Records

========================

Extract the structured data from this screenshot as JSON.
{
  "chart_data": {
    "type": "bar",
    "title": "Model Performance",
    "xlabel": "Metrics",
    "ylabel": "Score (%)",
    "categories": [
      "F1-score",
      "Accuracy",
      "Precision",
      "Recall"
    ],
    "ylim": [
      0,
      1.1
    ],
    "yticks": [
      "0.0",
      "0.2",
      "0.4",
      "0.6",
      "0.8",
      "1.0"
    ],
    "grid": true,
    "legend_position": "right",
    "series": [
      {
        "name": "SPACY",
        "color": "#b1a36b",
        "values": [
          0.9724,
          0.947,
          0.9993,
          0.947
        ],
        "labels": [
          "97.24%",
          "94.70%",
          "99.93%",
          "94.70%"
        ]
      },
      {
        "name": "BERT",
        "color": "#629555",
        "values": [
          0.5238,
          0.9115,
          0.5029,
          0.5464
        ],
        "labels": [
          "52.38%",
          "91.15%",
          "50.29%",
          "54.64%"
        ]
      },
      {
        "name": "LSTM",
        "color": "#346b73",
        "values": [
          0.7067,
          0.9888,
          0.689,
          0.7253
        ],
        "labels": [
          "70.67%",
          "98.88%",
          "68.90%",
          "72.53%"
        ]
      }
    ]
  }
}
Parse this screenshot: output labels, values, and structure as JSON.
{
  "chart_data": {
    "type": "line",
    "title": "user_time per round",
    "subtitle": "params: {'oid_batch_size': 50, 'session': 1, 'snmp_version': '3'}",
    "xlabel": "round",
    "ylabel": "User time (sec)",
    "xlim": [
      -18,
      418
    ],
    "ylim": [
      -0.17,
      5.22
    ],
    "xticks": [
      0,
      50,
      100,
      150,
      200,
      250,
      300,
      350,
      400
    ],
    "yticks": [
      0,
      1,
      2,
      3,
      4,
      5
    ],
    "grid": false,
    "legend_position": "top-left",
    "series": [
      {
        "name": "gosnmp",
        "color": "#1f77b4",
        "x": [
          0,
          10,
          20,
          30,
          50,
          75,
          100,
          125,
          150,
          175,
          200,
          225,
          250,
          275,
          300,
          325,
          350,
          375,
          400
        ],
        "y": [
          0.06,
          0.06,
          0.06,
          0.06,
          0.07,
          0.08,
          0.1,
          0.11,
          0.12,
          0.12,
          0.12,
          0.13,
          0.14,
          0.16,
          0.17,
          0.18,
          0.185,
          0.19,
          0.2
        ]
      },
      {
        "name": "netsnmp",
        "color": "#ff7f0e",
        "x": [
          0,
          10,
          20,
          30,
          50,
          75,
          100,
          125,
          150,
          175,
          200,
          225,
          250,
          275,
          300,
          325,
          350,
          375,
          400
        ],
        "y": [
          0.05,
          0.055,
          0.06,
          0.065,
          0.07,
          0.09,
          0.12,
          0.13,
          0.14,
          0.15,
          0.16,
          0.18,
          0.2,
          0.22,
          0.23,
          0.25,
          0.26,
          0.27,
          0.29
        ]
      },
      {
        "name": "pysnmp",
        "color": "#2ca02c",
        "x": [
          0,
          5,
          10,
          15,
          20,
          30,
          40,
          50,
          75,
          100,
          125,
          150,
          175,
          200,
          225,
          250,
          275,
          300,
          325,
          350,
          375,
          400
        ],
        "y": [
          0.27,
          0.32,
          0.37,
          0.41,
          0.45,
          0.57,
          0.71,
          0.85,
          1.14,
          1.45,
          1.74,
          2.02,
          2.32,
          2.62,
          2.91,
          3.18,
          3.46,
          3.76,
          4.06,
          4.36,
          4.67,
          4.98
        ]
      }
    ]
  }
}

========================

*Set problem:*
Gather up every line in the data above that contains the word "name", copying each one.

*Output below:*
        "name": "SPACY",
        "name": "BERT",
        "name": "LSTM",
        "name": "gosnmp",
        "name": "netsnmp",
        "name": "pysnmp",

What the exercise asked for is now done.